Material for the task>
-- -- --
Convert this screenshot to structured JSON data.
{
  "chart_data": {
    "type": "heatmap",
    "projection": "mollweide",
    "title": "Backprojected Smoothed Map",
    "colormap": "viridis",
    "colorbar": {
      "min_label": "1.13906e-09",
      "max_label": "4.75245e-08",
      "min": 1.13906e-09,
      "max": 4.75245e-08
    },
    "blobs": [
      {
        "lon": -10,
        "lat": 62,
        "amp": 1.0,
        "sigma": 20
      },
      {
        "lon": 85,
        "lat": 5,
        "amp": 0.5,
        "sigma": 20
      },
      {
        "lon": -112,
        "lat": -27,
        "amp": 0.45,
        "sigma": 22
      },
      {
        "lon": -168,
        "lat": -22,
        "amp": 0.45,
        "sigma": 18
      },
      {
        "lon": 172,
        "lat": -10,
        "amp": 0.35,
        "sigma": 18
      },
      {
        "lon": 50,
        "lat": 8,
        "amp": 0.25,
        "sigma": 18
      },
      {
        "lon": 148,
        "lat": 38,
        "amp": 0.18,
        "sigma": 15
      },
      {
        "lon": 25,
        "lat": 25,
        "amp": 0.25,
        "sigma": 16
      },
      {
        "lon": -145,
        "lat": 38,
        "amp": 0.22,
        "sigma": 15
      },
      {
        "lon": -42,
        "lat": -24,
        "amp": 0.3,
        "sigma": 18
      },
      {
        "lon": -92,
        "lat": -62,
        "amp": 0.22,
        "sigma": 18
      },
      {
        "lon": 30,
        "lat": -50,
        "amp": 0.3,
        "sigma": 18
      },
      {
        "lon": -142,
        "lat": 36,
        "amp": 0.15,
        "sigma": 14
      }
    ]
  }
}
-- -- --
Retype all the material above precisely, with no line left out.

Convert this screenshot to structured JSON data.
{
  "chart_data": {
    "type": "heatmap",
    "projection": "mollweide",
    "title": "Backprojected Smoothed Map",
    "colormap": "viridis",
    "colorbar": {
      "min_label": "1.13906e-09",
      "max_label": "4.75245e-08",
      "min": 1.13906e-09,
      "max": 4.75245e-08
    },
    "blobs": [
      {
        "lon": -10,
        "lat": 62,
        "amp": 1.0,
        "sigma": 20
      },
      {
        "lon": 85,
        "lat": 5,
        "amp": 0.5,
        "sigma": 20
      },
      {
        "lon": -112,
        "lat": -27,
        "amp": 0.45,
        "sigma": 22
      },
      {
        "lon": -168,
        "lat": -22,
        "amp": 0.45,
        "sigma": 18
      },
      {
        "lon": 172,
        "lat": -10,
        "amp": 0.35,
        "sigma": 18
      },
      {
        "lon": 50,
        "lat": 8,
        "amp": 0.25,
        "sigma": 18
      },
      {
        "lon": 148,
        "lat": 38,
        "amp": 0.18,
        "sigma": 15
      },
      {
        "lon": 25,
        "lat": 25,
        "amp": 0.25,
        "sigma": 16
      },
      {
        "lon": -145,
        "lat": 38,
        "amp": 0.22,
        "sigma": 15
      },
      {
        "lon": -42,
        "lat": -24,
        "amp": 0.3,
        "sigma": 18
      },
      {
        "lon": -92,
        "lat": -62,
        "amp": 0.22,
        "sigma": 18
      },
      {
        "lon": 30,
        "lat": -50,
        "amp": 0.3,
        "sigma": 18
      },
      {
        "lon": -142,
        "lat": 36,
        "amp": 0.15,
        "sigma": 14
      }
    ]
  }
}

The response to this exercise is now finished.